— Start —
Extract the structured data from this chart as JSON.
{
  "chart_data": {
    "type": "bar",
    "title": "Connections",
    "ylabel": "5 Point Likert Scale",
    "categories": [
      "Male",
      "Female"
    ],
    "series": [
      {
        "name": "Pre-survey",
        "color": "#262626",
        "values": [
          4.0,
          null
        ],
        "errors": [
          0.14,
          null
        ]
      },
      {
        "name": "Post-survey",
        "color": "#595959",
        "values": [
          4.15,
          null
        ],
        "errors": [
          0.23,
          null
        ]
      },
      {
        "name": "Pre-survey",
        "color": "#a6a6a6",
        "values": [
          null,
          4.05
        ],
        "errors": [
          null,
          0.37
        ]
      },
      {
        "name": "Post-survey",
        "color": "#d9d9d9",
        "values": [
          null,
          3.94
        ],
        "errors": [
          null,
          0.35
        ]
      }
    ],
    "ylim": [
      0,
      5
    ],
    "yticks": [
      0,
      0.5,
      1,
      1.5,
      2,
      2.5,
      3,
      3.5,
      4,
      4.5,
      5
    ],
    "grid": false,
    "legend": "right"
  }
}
— End —
_WHAT YOU ARE ASKED TO DO_
From the records above, extract each line exactly as shown.

_TASK SOLUTION_
Extract the structured data from this chart as JSON.
{
  "chart_data": {
    "type": "bar",
    "title": "Connections",
    "ylabel": "5 Point Likert Scale",
    "categories": [
      "Male",
      "Female"
    ],
    "series": [
      {
        "name": "Pre-survey",
        "color": "#262626",
        "values": [
          4.0,
          null
        ],
        "errors": [
          0.14,
          null
        ]
      },
      {
        "name": "Post-survey",
        "color": "#595959",
        "values": [
          4.15,
          null
        ],
        "errors": [
          0.23,
          null
        ]
      },
      {
        "name": "Pre-survey",
        "color": "#a6a6a6",
        "values": [
          null,
          4.05
        ],
        "errors": [
          null,
          0.37
        ]
      },
      {
        "name": "Post-survey",
        "color": "#d9d9d9",
        "values": [
          null,
          3.94
        ],
        "errors": [
          null,
          0.35
        ]
      }
    ],
    "ylim": [
      0,
      5
    ],
    "yticks": [
      0,
      0.5,
      1,
      1.5,
      2,
      2.5,
      3,
      3.5,
      4,
      4.5,
      5
    ],
    "grid": false,
    "legend": "right"
  }
}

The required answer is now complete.